Answer with a single number, the count of lines holding the word "this".

● MATERIAL PROVIDED:
_____
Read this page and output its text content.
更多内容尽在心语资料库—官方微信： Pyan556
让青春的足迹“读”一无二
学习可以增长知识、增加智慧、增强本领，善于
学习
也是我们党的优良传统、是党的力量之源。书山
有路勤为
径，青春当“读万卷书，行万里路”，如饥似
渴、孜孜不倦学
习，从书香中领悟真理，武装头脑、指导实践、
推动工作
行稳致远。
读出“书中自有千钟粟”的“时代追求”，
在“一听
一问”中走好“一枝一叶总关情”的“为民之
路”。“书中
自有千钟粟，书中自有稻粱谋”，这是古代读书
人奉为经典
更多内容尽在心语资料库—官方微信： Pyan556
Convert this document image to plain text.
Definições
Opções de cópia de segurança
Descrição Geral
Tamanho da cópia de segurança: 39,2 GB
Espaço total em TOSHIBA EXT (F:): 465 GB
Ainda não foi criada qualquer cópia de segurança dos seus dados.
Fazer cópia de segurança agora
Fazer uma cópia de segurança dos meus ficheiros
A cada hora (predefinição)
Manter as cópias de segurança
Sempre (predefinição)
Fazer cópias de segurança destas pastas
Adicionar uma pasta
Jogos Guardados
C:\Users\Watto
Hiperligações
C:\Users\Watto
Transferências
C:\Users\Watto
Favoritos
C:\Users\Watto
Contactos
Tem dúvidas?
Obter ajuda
_____
● TASK RESULT: 2